■ **Directions**:
Reproduce the entire listing word for word.

***

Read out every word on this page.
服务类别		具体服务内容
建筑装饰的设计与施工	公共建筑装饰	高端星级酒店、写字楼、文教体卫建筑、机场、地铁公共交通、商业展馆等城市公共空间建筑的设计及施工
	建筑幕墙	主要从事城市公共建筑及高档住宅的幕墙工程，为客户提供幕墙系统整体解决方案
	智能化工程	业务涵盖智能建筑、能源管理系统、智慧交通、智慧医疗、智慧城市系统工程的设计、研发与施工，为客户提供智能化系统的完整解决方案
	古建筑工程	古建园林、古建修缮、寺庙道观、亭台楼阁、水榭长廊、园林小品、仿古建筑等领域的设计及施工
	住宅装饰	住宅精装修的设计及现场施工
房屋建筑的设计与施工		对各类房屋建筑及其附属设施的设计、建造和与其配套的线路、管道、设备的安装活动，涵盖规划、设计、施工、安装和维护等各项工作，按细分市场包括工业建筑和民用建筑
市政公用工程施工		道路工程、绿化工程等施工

***

■ **The reply**:
Read out every word on this page.
服务类别		具体服务内容
建筑装饰的设计与施工	公共建筑装饰	高端星级酒店、写字楼、文教体卫建筑、机场、地铁公共交通、商业展馆等城市公共空间建筑的设计及施工
	建筑幕墙	主要从事城市公共建筑及高档住宅的幕墙工程，为客户提供幕墙系统整体解决方案
	智能化工程	业务涵盖智能建筑、能源管理系统、智慧交通、智慧医疗、智慧城市系统工程的设计、研发与施工，为客户提供智能化系统的完整解决方案
	古建筑工程	古建园林、古建修缮、寺庙道观、亭台楼阁、水榭长廊、园林小品、仿古建筑等领域的设计及施工
	住宅装饰	住宅精装修的设计及现场施工
房屋建筑的设计与施工		对各类房屋建筑及其附属设施的设计、建造和与其配套的线路、管道、设备的安装活动，涵盖规划、设计、施工、安装和维护等各项工作，按细分市场包括工业建筑和民用建筑
市政公用工程施工		道路工程、绿化工程等施工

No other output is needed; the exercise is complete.